Return the entries verbatim and drop every picture.

··· Dataset records ···

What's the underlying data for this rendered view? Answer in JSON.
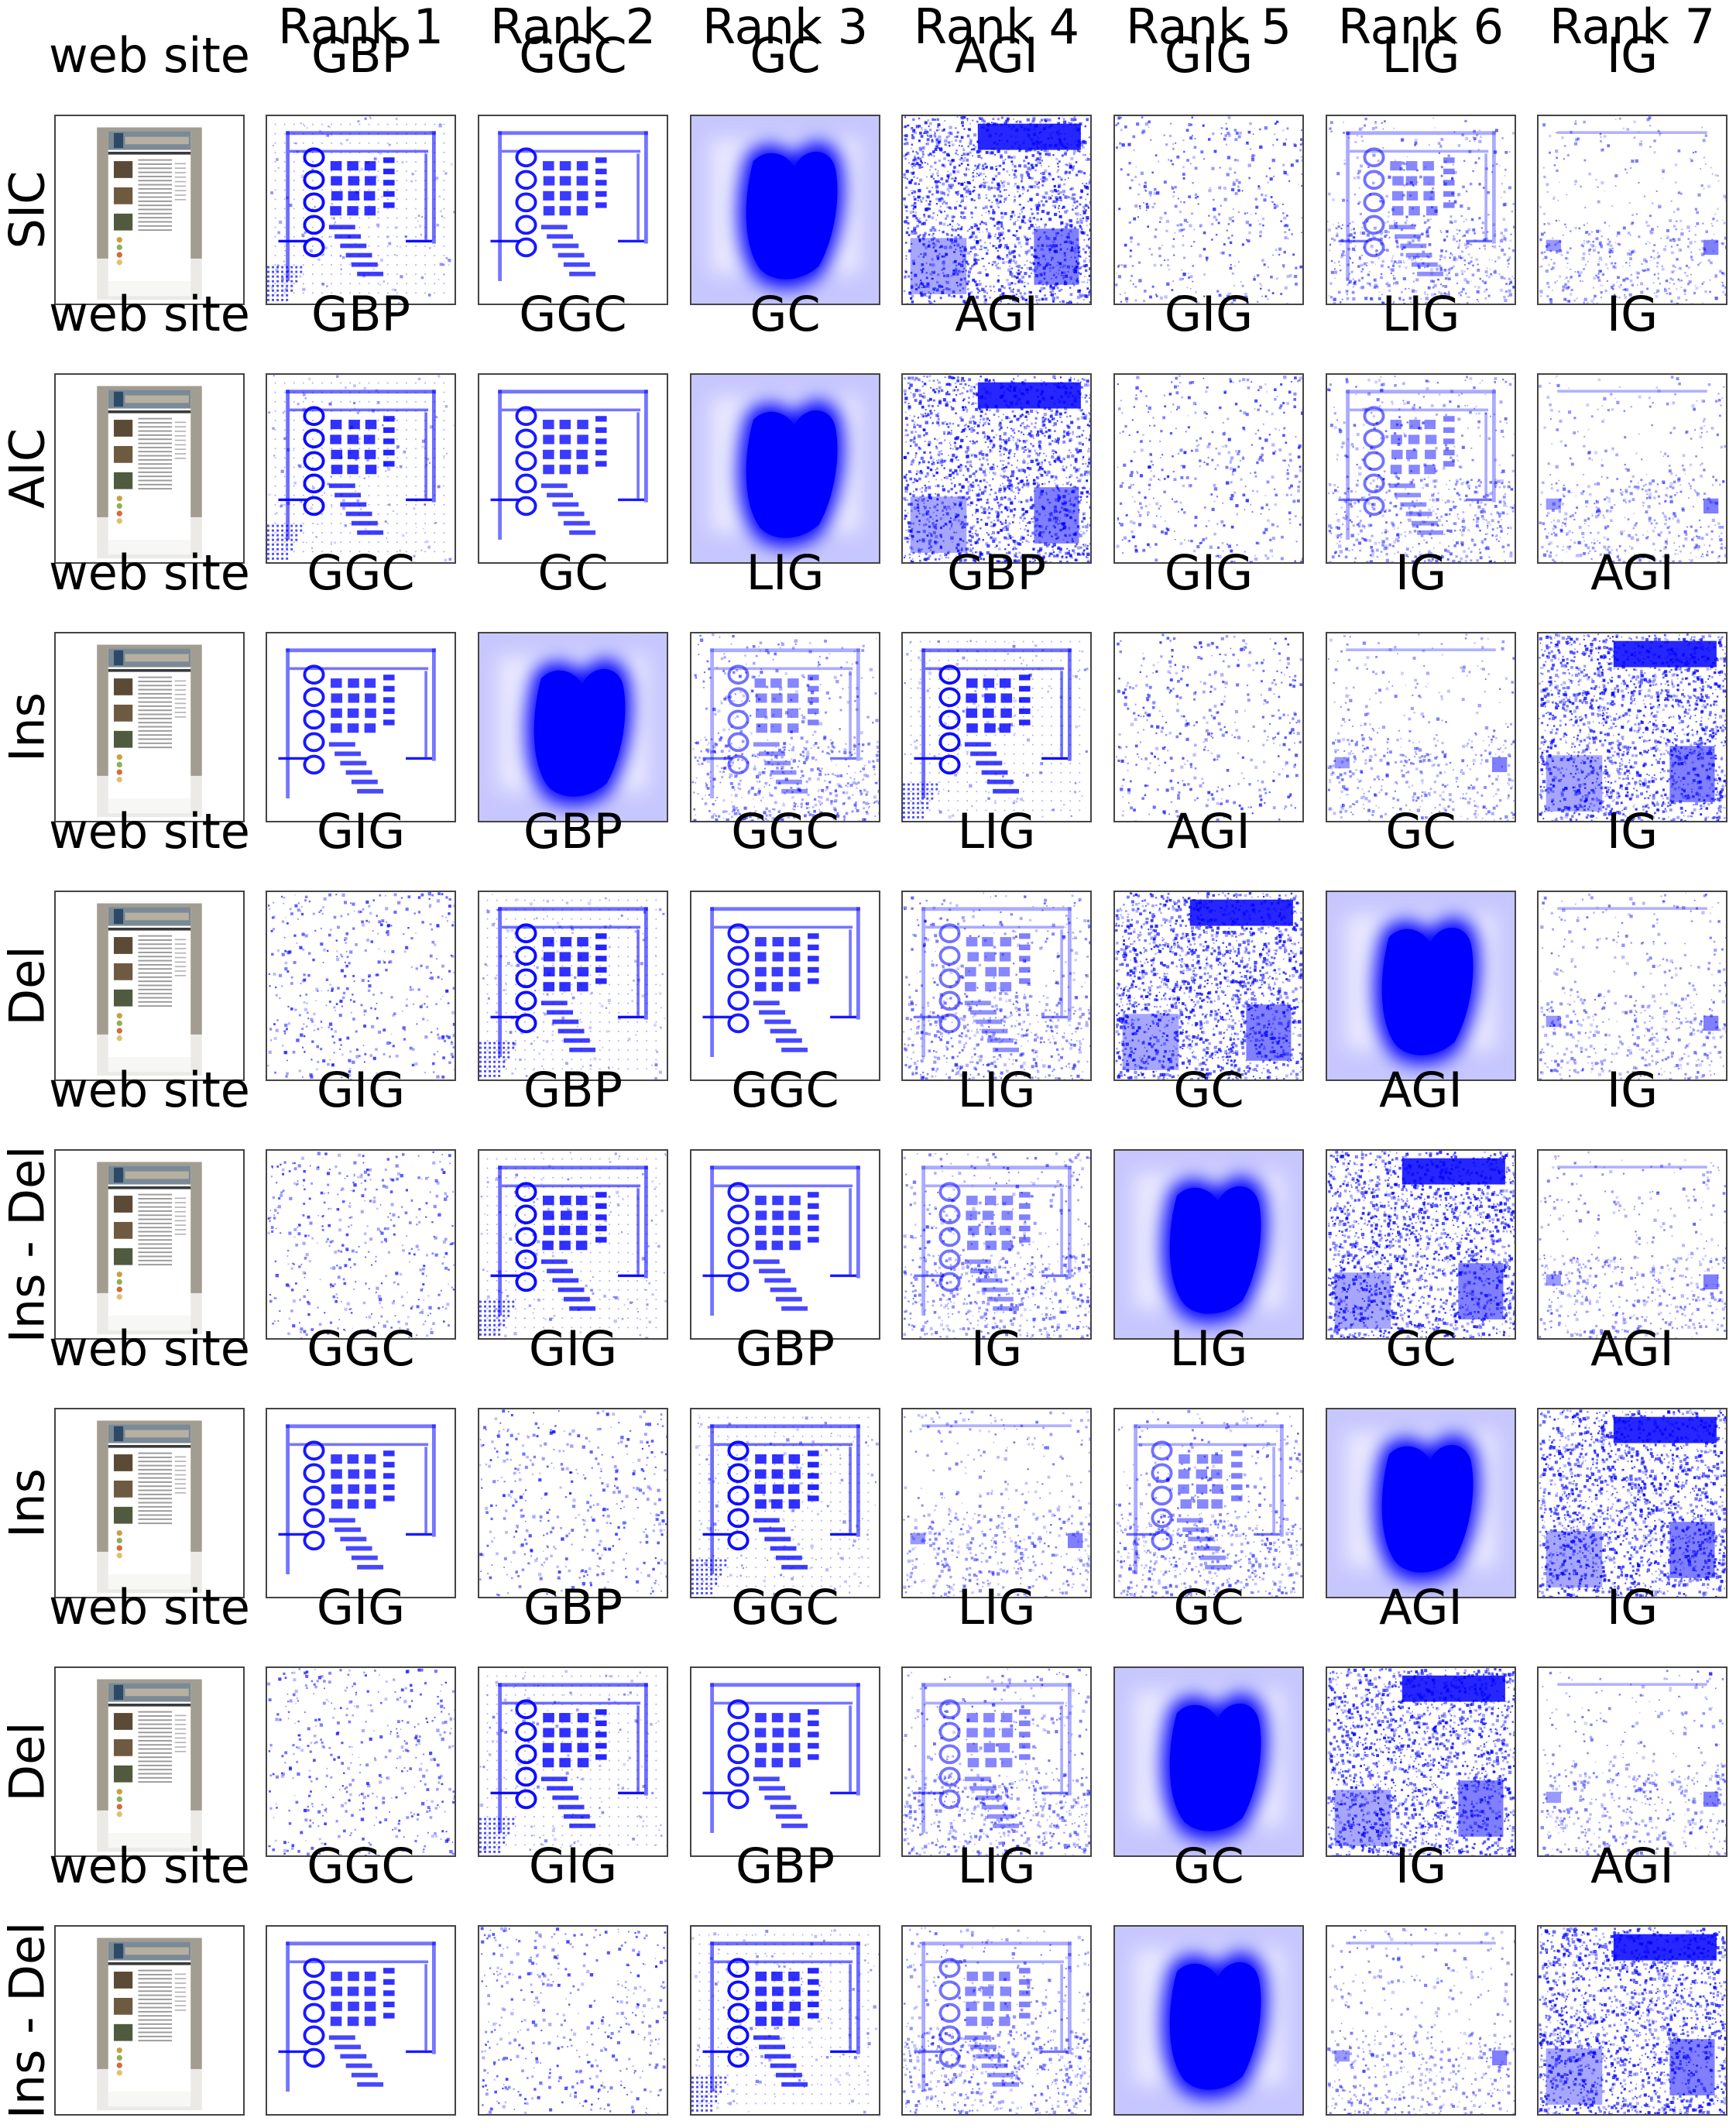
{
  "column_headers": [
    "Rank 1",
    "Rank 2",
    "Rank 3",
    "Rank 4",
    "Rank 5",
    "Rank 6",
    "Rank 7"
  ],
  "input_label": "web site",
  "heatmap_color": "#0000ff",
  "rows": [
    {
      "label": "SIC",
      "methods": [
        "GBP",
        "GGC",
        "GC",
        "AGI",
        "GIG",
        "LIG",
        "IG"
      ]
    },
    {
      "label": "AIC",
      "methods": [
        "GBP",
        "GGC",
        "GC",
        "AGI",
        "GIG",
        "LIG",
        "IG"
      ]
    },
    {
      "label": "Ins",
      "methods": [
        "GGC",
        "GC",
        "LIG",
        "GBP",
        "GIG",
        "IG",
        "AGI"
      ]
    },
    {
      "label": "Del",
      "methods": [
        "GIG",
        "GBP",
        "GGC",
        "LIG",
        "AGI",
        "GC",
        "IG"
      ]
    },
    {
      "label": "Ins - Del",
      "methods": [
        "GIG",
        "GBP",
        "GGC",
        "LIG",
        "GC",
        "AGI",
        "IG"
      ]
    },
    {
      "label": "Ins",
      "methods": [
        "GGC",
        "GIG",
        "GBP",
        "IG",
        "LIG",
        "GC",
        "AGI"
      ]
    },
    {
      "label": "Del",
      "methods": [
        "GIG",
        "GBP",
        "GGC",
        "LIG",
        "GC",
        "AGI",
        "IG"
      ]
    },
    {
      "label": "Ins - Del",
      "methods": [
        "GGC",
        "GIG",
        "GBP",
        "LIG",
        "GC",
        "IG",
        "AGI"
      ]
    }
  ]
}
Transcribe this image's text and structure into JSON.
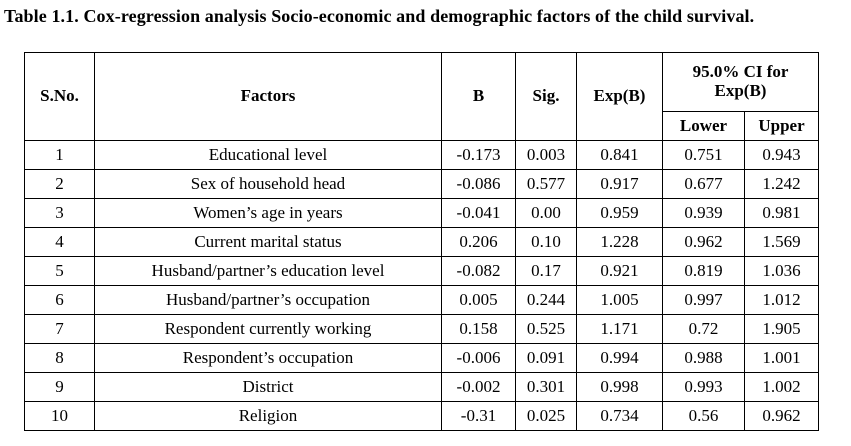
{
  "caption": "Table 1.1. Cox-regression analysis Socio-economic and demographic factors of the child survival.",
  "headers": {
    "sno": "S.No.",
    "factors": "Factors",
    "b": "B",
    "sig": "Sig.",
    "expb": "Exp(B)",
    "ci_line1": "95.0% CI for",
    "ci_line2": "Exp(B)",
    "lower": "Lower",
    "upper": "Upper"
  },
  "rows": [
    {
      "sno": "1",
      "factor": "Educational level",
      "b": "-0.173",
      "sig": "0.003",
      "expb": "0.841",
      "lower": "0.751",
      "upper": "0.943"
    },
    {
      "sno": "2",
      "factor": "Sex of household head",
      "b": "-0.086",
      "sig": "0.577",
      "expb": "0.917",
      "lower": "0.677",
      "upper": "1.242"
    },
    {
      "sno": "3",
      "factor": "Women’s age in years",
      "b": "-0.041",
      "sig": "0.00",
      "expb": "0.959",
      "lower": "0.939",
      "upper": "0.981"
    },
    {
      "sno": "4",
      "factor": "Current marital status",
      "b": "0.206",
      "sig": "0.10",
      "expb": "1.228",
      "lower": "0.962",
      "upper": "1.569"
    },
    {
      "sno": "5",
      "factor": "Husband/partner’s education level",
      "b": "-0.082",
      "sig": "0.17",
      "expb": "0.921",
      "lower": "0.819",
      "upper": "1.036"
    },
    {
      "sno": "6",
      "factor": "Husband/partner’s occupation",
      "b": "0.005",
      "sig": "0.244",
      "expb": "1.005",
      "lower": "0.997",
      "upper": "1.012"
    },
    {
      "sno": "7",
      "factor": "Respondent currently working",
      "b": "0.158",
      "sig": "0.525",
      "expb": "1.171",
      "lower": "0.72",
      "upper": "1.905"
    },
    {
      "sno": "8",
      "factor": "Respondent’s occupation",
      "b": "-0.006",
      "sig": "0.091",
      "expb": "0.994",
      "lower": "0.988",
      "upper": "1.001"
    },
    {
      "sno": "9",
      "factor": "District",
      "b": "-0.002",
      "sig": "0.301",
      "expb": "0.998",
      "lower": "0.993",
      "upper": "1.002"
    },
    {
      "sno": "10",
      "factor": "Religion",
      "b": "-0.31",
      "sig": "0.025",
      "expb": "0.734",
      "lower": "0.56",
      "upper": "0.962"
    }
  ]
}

···

## [Completed exercise]
What's the underlying data for this rendered view? Answer in JSON.
{
  "column_headers": [
    "Rank 1",
    "Rank 2",
    "Rank 3",
    "Rank 4",
    "Rank 5",
    "Rank 6",
    "Rank 7"
  ],
  "input_label": "web site",
  "heatmap_color": "#0000ff",
  "rows": [
    {
      "label": "SIC",
      "methods": [
        "GBP",
        "GGC",
        "GC",
        "AGI",
        "GIG",
        "LIG",
        "IG"
      ]
    },
    {
      "label": "AIC",
      "methods": [
        "GBP",
        "GGC",
        "GC",
        "AGI",
        "GIG",
        "LIG",
        "IG"
      ]
    },
    {
      "label": "Ins",
      "methods": [
        "GGC",
        "GC",
        "LIG",
        "GBP",
        "GIG",
        "IG",
        "AGI"
      ]
    },
    {
      "label": "Del",
      "methods": [
        "GIG",
        "GBP",
        "GGC",
        "LIG",
        "AGI",
        "GC",
        "IG"
      ]
    },
    {
      "label": "Ins - Del",
      "methods": [
        "GIG",
        "GBP",
        "GGC",
        "LIG",
        "GC",
        "AGI",
        "IG"
      ]
    },
    {
      "label": "Ins",
      "methods": [
        "GGC",
        "GIG",
        "GBP",
        "IG",
        "LIG",
        "GC",
        "AGI"
      ]
    },
    {
      "label": "Del",
      "methods": [
        "GIG",
        "GBP",
        "GGC",
        "LIG",
        "GC",
        "AGI",
        "IG"
      ]
    },
    {
      "label": "Ins - Del",
      "methods": [
        "GGC",
        "GIG",
        "GBP",
        "LIG",
        "GC",
        "IG",
        "AGI"
      ]
    }
  ]
}
Transcribe this image's text and structure into JSON.
{
  "caption": "Table 1.1. Cox-regression analysis Socio-economic and demographic factors of the child survival.",
  "headers": {
    "sno": "S.No.",
    "factors": "Factors",
    "b": "B",
    "sig": "Sig.",
    "expb": "Exp(B)",
    "ci_line1": "95.0% CI for",
    "ci_line2": "Exp(B)",
    "lower": "Lower",
    "upper": "Upper"
  },
  "rows": [
    {
      "sno": "1",
      "factor": "Educational level",
      "b": "-0.173",
      "sig": "0.003",
      "expb": "0.841",
      "lower": "0.751",
      "upper": "0.943"
    },
    {
      "sno": "2",
      "factor": "Sex of household head",
      "b": "-0.086",
      "sig": "0.577",
      "expb": "0.917",
      "lower": "0.677",
      "upper": "1.242"
    },
    {
      "sno": "3",
      "factor": "Women’s age in years",
      "b": "-0.041",
      "sig": "0.00",
      "expb": "0.959",
      "lower": "0.939",
      "upper": "0.981"
    },
    {
      "sno": "4",
      "factor": "Current marital status",
      "b": "0.206",
      "sig": "0.10",
      "expb": "1.228",
      "lower": "0.962",
      "upper": "1.569"
    },
    {
      "sno": "5",
      "factor": "Husband/partner’s education level",
      "b": "-0.082",
      "sig": "0.17",
      "expb": "0.921",
      "lower": "0.819",
      "upper": "1.036"
    },
    {
      "sno": "6",
      "factor": "Husband/partner’s occupation",
      "b": "0.005",
      "sig": "0.244",
      "expb": "1.005",
      "lower": "0.997",
      "upper": "1.012"
    },
    {
      "sno": "7",
      "factor": "Respondent currently working",
      "b": "0.158",
      "sig": "0.525",
      "expb": "1.171",
      "lower": "0.72",
      "upper": "1.905"
    },
    {
      "sno": "8",
      "factor": "Respondent’s occupation",
      "b": "-0.006",
      "sig": "0.091",
      "expb": "0.994",
      "lower": "0.988",
      "upper": "1.001"
    },
    {
      "sno": "9",
      "factor": "District",
      "b": "-0.002",
      "sig": "0.301",
      "expb": "0.998",
      "lower": "0.993",
      "upper": "1.002"
    },
    {
      "sno": "10",
      "factor": "Religion",
      "b": "-0.31",
      "sig": "0.025",
      "expb": "0.734",
      "lower": "0.56",
      "upper": "0.962"
    }
  ]
}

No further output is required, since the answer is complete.